EXTRACTED INFORMATION |
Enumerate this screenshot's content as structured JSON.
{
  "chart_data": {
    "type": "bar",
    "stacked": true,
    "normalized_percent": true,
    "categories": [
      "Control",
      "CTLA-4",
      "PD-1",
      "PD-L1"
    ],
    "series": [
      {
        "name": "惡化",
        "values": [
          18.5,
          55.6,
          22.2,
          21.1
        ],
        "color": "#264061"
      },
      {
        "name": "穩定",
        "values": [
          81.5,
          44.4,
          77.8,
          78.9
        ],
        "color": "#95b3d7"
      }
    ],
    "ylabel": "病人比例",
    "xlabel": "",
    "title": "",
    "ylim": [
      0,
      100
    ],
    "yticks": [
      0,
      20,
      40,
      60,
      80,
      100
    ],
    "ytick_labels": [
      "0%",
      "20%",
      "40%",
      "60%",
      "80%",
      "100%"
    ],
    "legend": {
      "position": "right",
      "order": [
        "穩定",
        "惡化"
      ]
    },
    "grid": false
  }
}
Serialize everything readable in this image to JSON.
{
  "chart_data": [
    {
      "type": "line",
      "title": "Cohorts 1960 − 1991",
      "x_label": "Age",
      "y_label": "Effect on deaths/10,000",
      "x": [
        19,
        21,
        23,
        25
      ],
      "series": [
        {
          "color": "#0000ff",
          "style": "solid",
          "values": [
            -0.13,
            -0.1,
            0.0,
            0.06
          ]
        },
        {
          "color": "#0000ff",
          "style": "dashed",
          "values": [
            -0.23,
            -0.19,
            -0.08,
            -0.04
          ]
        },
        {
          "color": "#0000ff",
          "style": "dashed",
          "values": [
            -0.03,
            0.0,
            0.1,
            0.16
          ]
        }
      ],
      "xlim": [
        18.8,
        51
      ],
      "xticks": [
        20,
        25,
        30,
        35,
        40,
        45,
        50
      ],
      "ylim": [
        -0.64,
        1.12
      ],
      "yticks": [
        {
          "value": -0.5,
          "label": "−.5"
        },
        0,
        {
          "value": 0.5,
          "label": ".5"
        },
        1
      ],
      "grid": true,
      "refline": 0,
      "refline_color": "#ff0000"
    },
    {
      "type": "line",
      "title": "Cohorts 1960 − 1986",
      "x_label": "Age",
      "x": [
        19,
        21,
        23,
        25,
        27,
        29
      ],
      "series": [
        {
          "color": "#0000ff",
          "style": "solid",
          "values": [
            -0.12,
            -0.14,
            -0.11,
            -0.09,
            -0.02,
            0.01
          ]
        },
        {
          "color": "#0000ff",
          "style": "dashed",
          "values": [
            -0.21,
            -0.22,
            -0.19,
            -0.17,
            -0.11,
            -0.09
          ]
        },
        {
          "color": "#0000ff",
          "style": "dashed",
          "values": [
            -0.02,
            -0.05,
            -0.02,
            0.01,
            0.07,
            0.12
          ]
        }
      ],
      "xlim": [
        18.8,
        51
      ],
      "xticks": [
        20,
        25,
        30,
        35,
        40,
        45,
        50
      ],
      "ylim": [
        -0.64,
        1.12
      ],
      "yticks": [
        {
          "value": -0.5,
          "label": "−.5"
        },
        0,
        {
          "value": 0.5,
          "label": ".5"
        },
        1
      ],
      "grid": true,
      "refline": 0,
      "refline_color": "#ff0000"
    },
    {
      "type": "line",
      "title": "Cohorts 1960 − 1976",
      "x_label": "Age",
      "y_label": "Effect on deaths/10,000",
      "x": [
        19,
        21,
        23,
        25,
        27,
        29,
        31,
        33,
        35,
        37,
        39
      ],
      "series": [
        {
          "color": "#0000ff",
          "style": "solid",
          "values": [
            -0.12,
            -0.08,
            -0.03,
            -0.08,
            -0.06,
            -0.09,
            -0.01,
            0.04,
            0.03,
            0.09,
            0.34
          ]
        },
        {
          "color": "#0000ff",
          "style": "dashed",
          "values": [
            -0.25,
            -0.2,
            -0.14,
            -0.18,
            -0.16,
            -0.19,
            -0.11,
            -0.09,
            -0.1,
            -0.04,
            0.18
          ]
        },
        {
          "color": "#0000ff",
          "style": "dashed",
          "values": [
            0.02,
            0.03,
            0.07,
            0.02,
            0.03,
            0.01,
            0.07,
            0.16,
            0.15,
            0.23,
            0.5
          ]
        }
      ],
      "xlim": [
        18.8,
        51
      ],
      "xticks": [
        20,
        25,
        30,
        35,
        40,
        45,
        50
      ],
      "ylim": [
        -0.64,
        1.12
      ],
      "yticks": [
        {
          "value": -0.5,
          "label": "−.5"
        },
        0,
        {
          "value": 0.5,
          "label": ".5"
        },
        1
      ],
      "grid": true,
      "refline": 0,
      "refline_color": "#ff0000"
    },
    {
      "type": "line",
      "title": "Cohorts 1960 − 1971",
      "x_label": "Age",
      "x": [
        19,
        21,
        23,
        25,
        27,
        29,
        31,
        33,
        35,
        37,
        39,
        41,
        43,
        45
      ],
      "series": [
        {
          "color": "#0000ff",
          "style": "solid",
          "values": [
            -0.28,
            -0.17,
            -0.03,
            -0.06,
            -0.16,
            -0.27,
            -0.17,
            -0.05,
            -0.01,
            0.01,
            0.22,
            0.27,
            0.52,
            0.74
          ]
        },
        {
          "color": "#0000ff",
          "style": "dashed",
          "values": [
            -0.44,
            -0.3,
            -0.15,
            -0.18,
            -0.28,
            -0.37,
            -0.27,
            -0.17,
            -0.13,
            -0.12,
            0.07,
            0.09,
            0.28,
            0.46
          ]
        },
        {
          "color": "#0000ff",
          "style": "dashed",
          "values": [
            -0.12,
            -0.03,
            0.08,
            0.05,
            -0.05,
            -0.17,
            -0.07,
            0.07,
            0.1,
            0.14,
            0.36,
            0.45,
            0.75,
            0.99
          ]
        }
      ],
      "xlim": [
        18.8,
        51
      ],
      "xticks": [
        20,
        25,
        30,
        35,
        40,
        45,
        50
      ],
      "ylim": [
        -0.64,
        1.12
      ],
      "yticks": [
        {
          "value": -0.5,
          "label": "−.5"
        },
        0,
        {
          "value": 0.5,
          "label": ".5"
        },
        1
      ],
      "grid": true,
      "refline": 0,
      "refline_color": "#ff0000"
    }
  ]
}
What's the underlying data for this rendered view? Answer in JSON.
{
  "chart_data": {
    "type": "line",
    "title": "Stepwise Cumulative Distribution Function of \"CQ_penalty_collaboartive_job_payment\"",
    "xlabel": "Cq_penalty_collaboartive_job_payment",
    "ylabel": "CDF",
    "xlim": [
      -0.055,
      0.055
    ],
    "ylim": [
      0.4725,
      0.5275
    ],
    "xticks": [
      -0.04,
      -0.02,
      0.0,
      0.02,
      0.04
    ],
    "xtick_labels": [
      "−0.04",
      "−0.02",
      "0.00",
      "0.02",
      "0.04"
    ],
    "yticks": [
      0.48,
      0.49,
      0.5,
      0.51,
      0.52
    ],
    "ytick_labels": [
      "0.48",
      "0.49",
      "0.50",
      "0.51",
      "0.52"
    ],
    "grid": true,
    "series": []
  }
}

THE EXERCISE | Return exactly the lines from the one containing "What's the underlying" through the last line of the records above, both included, and nothing else.

EXERCISE OUTPUT |
What's the underlying data for this rendered view? Answer in JSON.
{
  "chart_data": {
    "type": "line",
    "title": "Stepwise Cumulative Distribution Function of \"CQ_penalty_collaboartive_job_payment\"",
    "xlabel": "Cq_penalty_collaboartive_job_payment",
    "ylabel": "CDF",
    "xlim": [
      -0.055,
      0.055
    ],
    "ylim": [
      0.4725,
      0.5275
    ],
    "xticks": [
      -0.04,
      -0.02,
      0.0,
      0.02,
      0.04
    ],
    "xtick_labels": [
      "−0.04",
      "−0.02",
      "0.00",
      "0.02",
      "0.04"
    ],
    "yticks": [
      0.48,
      0.49,
      0.5,
      0.51,
      0.52
    ],
    "ytick_labels": [
      "0.48",
      "0.49",
      "0.50",
      "0.51",
      "0.52"
    ],
    "grid": true,
    "series": []
  }
}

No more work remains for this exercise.